_PROBLEM_
Without the pictures, set down every line of the data exactly.

Data entries:
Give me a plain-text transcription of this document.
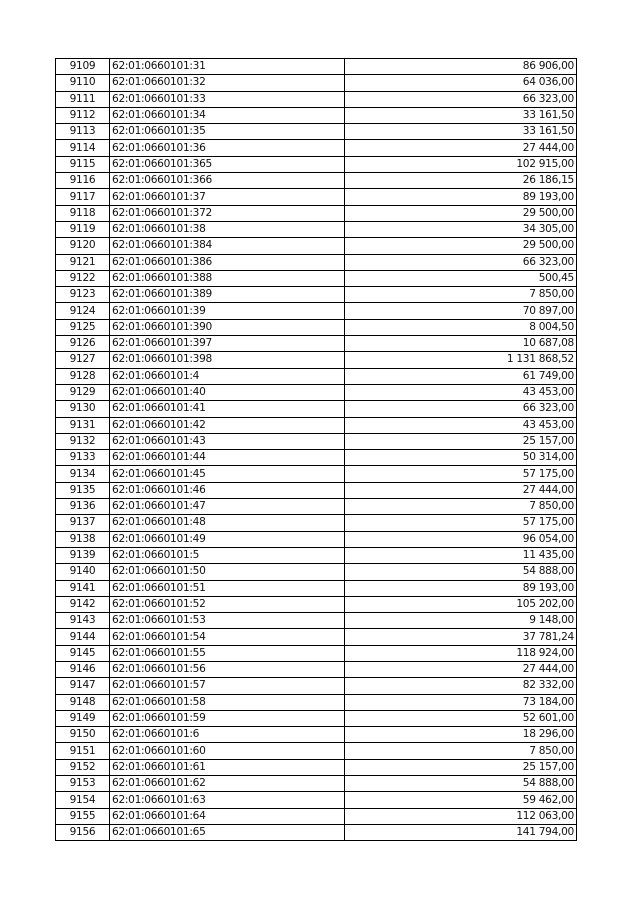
9109	62:01:0660101:31	86 906,00
9110	62:01:0660101:32	64 036,00
9111	62:01:0660101:33	66 323,00
9112	62:01:0660101:34	33 161,50
9113	62:01:0660101:35	33 161,50
9114	62:01:0660101:36	27 444,00
9115	62:01:0660101:365	102 915,00
9116	62:01:0660101:366	26 186,15
9117	62:01:0660101:37	89 193,00
9118	62:01:0660101:372	29 500,00
9119	62:01:0660101:38	34 305,00
9120	62:01:0660101:384	29 500,00
9121	62:01:0660101:386	66 323,00
9122	62:01:0660101:388	500,45
9123	62:01:0660101:389	7 850,00
9124	62:01:0660101:39	70 897,00
9125	62:01:0660101:390	8 004,50
9126	62:01:0660101:397	10 687,08
9127	62:01:0660101:398	1 131 868,52
9128	62:01:0660101:4	61 749,00
9129	62:01:0660101:40	43 453,00
9130	62:01:0660101:41	66 323,00
9131	62:01:0660101:42	43 453,00
9132	62:01:0660101:43	25 157,00
9133	62:01:0660101:44	50 314,00
9134	62:01:0660101:45	57 175,00
9135	62:01:0660101:46	27 444,00
9136	62:01:0660101:47	7 850,00
9137	62:01:0660101:48	57 175,00
9138	62:01:0660101:49	96 054,00
9139	62:01:0660101:5	11 435,00
9140	62:01:0660101:50	54 888,00
9141	62:01:0660101:51	89 193,00
9142	62:01:0660101:52	105 202,00
9143	62:01:0660101:53	9 148,00
9144	62:01:0660101:54	37 781,24
9145	62:01:0660101:55	118 924,00
9146	62:01:0660101:56	27 444,00
9147	62:01:0660101:57	82 332,00
9148	62:01:0660101:58	73 184,00
9149	62:01:0660101:59	52 601,00
9150	62:01:0660101:6	18 296,00
9151	62:01:0660101:60	7 850,00
9152	62:01:0660101:61	25 157,00
9153	62:01:0660101:62	54 888,00
9154	62:01:0660101:63	59 462,00
9155	62:01:0660101:64	112 063,00
9156	62:01:0660101:65	141 794,00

_RESULT OF THE EXERCISE_
Give me a plain-text transcription of this document.
9109	62:01:0660101:31	86 906,00
9110	62:01:0660101:32	64 036,00
9111	62:01:0660101:33	66 323,00
9112	62:01:0660101:34	33 161,50
9113	62:01:0660101:35	33 161,50
9114	62:01:0660101:36	27 444,00
9115	62:01:0660101:365	102 915,00
9116	62:01:0660101:366	26 186,15
9117	62:01:0660101:37	89 193,00
9118	62:01:0660101:372	29 500,00
9119	62:01:0660101:38	34 305,00
9120	62:01:0660101:384	29 500,00
9121	62:01:0660101:386	66 323,00
9122	62:01:0660101:388	500,45
9123	62:01:0660101:389	7 850,00
9124	62:01:0660101:39	70 897,00
9125	62:01:0660101:390	8 004,50
9126	62:01:0660101:397	10 687,08
9127	62:01:0660101:398	1 131 868,52
9128	62:01:0660101:4	61 749,00
9129	62:01:0660101:40	43 453,00
9130	62:01:0660101:41	66 323,00
9131	62:01:0660101:42	43 453,00
9132	62:01:0660101:43	25 157,00
9133	62:01:0660101:44	50 314,00
9134	62:01:0660101:45	57 175,00
9135	62:01:0660101:46	27 444,00
9136	62:01:0660101:47	7 850,00
9137	62:01:0660101:48	57 175,00
9138	62:01:0660101:49	96 054,00
9139	62:01:0660101:5	11 435,00
9140	62:01:0660101:50	54 888,00
9141	62:01:0660101:51	89 193,00
9142	62:01:0660101:52	105 202,00
9143	62:01:0660101:53	9 148,00
9144	62:01:0660101:54	37 781,24
9145	62:01:0660101:55	118 924,00
9146	62:01:0660101:56	27 444,00
9147	62:01:0660101:57	82 332,00
9148	62:01:0660101:58	73 184,00
9149	62:01:0660101:59	52 601,00
9150	62:01:0660101:6	18 296,00
9151	62:01:0660101:60	7 850,00
9152	62:01:0660101:61	25 157,00
9153	62:01:0660101:62	54 888,00
9154	62:01:0660101:63	59 462,00
9155	62:01:0660101:64	112 063,00
9156	62:01:0660101:65	141 794,00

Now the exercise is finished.